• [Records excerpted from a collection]
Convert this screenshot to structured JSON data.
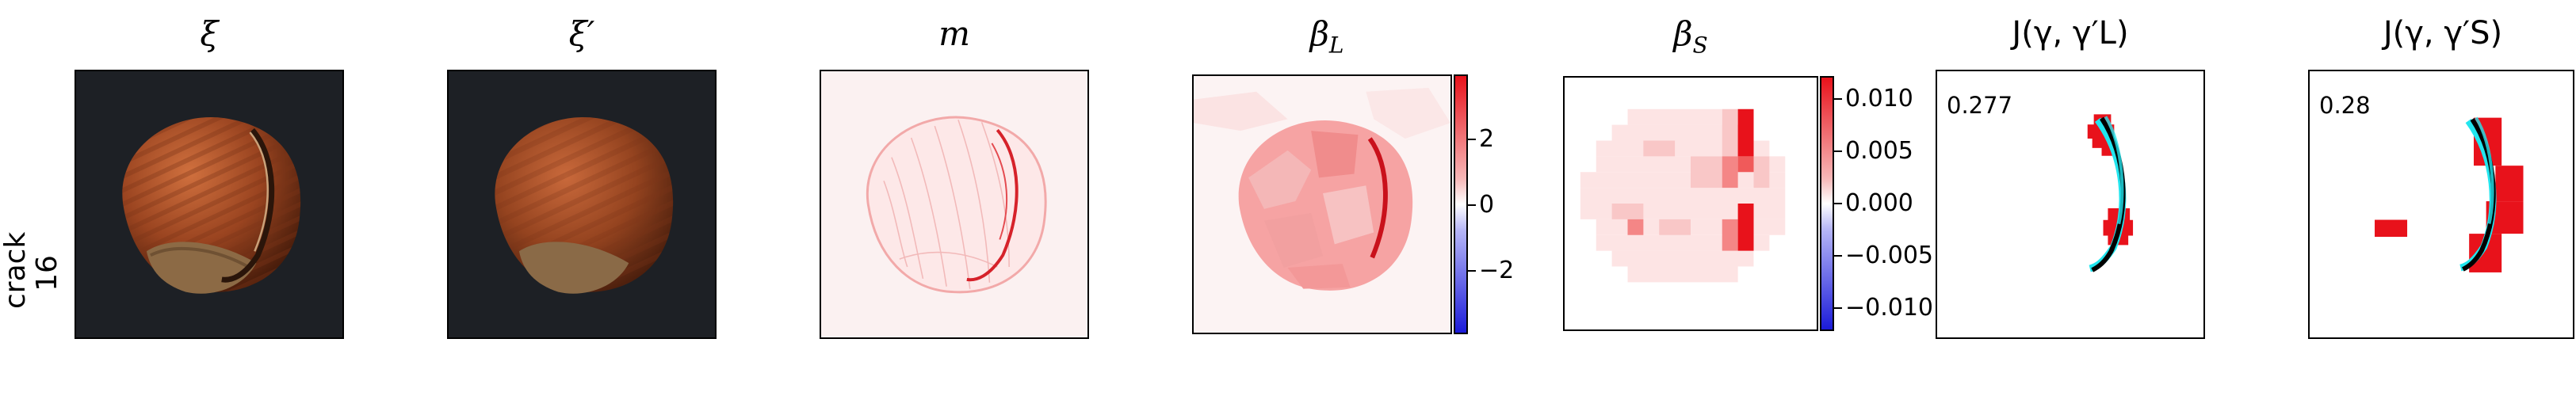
{
  "row_label": [
    "crack",
    "16"
  ],
  "panels": [
    {
      "title": "ξ"
    },
    {
      "title": "ξ′"
    },
    {
      "title": "m"
    },
    {
      "title": "β",
      "sub": "L"
    },
    {
      "title": "β",
      "sub": "S"
    },
    {
      "title": "J(γ, γ′L)"
    },
    {
      "title": "J(γ, γ′S)"
    }
  ],
  "colorbar_L": {
    "ticks": [
      "2",
      "0",
      "−2"
    ],
    "values": [
      2,
      0,
      -2
    ],
    "range": [
      -3.7,
      3.7
    ]
  },
  "colorbar_S": {
    "ticks": [
      "0.010",
      "0.005",
      "0.000",
      "−0.005",
      "−0.010"
    ],
    "values": [
      0.01,
      0.005,
      0,
      -0.005,
      -0.01
    ],
    "range": [
      -0.0122,
      0.0122
    ]
  },
  "scores": {
    "L": "0.277",
    "S": "0.28"
  },
  "colors": {
    "positive": "#e8121b",
    "negative": "#1b1bd9",
    "contour_true": "#000000",
    "contour_pred": "#22e5ee",
    "background_photo": "#1d2025"
  }
}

• [Set problem]
Each record above should be copied character for character, with pictures dropped.

• [Exercise response]
Convert this screenshot to structured JSON data.
{
  "row_label": [
    "crack",
    "16"
  ],
  "panels": [
    {
      "title": "ξ"
    },
    {
      "title": "ξ′"
    },
    {
      "title": "m"
    },
    {
      "title": "β",
      "sub": "L"
    },
    {
      "title": "β",
      "sub": "S"
    },
    {
      "title": "J(γ, γ′L)"
    },
    {
      "title": "J(γ, γ′S)"
    }
  ],
  "colorbar_L": {
    "ticks": [
      "2",
      "0",
      "−2"
    ],
    "values": [
      2,
      0,
      -2
    ],
    "range": [
      -3.7,
      3.7
    ]
  },
  "colorbar_S": {
    "ticks": [
      "0.010",
      "0.005",
      "0.000",
      "−0.005",
      "−0.010"
    ],
    "values": [
      0.01,
      0.005,
      0,
      -0.005,
      -0.01
    ],
    "range": [
      -0.0122,
      0.0122
    ]
  },
  "scores": {
    "L": "0.277",
    "S": "0.28"
  },
  "colors": {
    "positive": "#e8121b",
    "negative": "#1b1bd9",
    "contour_true": "#000000",
    "contour_pred": "#22e5ee",
    "background_photo": "#1d2025"
  }
}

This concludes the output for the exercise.